:: RECORDS SUPPLIED
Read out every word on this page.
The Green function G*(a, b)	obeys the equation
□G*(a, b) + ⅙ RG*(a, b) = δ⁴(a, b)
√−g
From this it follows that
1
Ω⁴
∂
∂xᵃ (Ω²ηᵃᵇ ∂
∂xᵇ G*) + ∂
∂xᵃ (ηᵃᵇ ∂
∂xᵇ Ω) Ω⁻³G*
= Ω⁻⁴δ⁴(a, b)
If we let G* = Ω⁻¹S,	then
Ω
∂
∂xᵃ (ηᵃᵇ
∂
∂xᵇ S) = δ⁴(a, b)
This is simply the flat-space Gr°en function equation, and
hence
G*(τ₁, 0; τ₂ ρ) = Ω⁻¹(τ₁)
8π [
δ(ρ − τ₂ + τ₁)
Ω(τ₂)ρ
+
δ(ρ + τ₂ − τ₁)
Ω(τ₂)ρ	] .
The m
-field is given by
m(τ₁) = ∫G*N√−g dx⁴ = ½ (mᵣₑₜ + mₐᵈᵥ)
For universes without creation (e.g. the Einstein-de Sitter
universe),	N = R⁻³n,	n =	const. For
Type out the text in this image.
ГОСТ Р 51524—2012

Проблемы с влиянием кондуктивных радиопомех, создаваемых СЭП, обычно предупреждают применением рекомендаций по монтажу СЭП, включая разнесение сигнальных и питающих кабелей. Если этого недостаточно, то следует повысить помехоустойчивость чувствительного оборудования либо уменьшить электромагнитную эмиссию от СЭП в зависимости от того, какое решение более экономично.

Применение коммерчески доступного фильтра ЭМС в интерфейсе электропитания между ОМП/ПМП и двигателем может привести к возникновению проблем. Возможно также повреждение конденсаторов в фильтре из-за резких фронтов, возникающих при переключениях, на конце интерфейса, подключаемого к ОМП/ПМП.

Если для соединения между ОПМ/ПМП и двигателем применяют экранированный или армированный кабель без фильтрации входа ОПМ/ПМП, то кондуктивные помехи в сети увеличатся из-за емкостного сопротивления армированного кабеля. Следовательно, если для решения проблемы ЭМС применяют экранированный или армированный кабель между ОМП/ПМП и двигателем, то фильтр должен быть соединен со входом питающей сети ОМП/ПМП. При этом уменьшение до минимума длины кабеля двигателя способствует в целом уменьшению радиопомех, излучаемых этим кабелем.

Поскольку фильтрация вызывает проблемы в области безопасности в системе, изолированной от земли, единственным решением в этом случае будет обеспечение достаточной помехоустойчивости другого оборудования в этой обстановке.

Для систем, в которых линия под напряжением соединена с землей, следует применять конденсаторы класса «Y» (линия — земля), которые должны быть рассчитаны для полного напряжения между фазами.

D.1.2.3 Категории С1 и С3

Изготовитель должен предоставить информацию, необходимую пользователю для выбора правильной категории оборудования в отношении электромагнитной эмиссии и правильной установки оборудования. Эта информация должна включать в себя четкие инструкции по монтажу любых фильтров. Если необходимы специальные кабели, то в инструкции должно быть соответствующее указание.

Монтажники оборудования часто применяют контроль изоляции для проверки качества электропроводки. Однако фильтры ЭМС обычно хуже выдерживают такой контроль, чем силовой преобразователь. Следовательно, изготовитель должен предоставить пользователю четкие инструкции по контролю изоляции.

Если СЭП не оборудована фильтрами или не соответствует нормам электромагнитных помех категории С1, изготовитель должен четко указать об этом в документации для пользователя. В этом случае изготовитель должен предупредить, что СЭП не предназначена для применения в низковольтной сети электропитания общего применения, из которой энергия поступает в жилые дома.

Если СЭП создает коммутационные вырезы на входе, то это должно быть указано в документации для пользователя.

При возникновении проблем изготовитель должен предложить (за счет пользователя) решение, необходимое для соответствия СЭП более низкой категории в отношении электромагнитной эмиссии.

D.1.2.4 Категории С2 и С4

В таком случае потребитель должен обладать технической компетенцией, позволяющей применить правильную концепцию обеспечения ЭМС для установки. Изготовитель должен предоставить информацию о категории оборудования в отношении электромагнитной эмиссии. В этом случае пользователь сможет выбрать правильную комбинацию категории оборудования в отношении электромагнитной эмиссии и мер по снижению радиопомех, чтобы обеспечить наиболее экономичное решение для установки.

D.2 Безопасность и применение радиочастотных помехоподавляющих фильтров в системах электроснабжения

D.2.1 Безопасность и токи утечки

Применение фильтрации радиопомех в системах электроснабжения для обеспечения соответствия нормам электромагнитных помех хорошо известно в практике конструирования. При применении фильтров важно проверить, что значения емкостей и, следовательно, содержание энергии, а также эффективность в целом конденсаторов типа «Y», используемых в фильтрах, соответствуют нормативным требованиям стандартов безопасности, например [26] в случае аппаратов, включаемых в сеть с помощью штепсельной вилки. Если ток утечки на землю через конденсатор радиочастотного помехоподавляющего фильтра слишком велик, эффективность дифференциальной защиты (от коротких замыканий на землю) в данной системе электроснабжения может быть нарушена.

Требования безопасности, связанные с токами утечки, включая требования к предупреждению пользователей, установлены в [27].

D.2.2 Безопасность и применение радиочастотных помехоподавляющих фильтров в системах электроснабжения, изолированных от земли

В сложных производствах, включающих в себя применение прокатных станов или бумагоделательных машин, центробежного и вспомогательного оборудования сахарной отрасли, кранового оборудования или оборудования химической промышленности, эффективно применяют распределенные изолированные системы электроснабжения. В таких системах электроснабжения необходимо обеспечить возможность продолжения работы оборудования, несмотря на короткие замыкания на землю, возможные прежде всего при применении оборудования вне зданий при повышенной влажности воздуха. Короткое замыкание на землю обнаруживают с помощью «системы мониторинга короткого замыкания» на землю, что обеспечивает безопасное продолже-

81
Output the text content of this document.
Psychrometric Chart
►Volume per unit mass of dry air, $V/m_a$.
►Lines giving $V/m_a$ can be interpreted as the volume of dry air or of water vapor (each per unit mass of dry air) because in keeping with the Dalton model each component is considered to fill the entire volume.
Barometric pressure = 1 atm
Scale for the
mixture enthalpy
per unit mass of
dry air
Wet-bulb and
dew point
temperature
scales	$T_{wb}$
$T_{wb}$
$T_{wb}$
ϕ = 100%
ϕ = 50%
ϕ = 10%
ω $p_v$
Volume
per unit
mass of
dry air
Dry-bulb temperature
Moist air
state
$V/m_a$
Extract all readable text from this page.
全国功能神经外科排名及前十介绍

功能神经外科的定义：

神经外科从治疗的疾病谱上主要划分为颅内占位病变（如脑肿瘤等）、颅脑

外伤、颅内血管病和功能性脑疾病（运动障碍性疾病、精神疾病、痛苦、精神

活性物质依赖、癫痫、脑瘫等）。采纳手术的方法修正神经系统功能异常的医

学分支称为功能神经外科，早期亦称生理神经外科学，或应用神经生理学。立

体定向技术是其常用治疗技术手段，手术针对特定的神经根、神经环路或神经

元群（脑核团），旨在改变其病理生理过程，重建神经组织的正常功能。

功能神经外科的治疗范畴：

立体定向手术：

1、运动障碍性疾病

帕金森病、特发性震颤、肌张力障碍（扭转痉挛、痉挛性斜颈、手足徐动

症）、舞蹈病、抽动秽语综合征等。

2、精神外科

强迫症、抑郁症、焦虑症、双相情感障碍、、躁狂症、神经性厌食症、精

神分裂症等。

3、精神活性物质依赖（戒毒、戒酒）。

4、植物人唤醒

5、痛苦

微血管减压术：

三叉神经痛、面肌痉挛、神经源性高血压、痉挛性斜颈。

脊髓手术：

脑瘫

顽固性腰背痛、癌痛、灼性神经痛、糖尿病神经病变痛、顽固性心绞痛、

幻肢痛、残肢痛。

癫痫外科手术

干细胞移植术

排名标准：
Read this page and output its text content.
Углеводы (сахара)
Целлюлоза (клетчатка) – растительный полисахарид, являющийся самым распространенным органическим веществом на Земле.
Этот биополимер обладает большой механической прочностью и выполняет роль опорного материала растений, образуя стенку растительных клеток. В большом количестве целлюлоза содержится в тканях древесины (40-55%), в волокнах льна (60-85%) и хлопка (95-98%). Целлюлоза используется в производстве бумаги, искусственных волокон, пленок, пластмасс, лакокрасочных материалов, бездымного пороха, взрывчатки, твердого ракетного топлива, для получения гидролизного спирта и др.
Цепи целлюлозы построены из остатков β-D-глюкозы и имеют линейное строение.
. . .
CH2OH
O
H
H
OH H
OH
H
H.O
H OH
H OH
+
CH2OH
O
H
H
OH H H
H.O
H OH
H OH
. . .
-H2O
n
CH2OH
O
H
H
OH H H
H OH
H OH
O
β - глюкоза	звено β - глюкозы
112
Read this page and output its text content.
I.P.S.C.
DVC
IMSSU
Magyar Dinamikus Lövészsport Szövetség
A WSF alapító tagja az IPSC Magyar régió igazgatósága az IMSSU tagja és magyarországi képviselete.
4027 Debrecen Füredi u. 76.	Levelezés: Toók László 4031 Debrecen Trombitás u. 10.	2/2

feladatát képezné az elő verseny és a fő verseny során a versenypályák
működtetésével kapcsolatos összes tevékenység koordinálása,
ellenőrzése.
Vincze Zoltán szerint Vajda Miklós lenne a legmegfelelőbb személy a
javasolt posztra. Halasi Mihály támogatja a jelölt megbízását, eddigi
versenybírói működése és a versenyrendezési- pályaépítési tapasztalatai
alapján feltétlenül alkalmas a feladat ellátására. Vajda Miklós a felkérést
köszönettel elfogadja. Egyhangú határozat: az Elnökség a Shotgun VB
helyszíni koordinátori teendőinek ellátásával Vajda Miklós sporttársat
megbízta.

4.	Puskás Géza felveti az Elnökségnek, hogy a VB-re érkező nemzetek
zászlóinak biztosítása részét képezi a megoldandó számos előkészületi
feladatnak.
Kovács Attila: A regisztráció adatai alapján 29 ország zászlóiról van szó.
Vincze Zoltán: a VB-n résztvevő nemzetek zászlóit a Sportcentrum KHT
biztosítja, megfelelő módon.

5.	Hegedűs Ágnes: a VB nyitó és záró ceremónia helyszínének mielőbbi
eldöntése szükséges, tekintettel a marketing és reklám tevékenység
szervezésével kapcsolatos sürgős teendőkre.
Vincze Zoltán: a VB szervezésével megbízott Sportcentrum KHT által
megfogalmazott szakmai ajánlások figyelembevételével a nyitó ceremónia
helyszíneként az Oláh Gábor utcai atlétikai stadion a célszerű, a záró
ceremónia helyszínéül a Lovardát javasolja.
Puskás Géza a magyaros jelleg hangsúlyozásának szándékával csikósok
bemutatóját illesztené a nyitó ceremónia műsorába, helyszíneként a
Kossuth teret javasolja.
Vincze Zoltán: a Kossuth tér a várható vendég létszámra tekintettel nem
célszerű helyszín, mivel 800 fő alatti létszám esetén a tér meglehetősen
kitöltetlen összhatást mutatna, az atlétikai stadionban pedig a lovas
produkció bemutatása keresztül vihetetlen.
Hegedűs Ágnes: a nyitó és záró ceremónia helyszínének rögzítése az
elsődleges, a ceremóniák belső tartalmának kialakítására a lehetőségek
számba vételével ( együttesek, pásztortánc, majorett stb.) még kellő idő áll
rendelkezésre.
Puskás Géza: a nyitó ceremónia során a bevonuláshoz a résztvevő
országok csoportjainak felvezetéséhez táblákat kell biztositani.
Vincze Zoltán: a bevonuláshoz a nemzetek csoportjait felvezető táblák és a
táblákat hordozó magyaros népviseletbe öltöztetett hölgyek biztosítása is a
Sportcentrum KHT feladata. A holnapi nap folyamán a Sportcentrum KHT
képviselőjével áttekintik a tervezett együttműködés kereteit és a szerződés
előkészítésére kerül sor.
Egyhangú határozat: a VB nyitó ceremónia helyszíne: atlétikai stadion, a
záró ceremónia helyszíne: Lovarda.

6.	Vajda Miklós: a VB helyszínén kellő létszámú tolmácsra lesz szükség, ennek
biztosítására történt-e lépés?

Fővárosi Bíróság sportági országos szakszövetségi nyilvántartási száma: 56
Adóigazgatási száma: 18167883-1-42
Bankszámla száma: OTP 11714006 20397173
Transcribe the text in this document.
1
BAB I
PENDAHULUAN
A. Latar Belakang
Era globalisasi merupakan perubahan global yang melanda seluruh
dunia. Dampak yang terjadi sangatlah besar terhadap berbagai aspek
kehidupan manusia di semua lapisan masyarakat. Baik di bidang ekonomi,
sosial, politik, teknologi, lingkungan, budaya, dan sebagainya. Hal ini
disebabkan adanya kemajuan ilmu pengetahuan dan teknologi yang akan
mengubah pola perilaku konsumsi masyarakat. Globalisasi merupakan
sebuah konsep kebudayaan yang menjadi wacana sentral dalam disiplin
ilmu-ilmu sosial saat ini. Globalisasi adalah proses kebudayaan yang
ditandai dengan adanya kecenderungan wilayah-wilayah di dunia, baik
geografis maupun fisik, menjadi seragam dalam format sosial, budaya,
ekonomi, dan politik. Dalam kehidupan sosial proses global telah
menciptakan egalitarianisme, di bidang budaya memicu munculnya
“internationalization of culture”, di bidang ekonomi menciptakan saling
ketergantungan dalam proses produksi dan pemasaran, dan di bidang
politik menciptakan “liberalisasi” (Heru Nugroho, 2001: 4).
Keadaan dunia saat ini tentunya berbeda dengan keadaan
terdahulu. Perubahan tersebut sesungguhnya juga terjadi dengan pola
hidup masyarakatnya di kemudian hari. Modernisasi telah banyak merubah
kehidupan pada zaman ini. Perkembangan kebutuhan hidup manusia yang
::::
» WHAT IS ASKED: Pick out every line of the listing containing the word "záró", and show those lines.

» SOLUTION TO THIS TASK:
5.	Hegedűs Ágnes: a VB nyitó és záró ceremónia helyszínének mielőbbi
helyszíneként az Oláh Gábor utcai atlétikai stadion a célszerű, a záró
Hegedűs Ágnes: a nyitó és záró ceremónia helyszínének rögzítése az
záró ceremónia helyszíne: Lovarda.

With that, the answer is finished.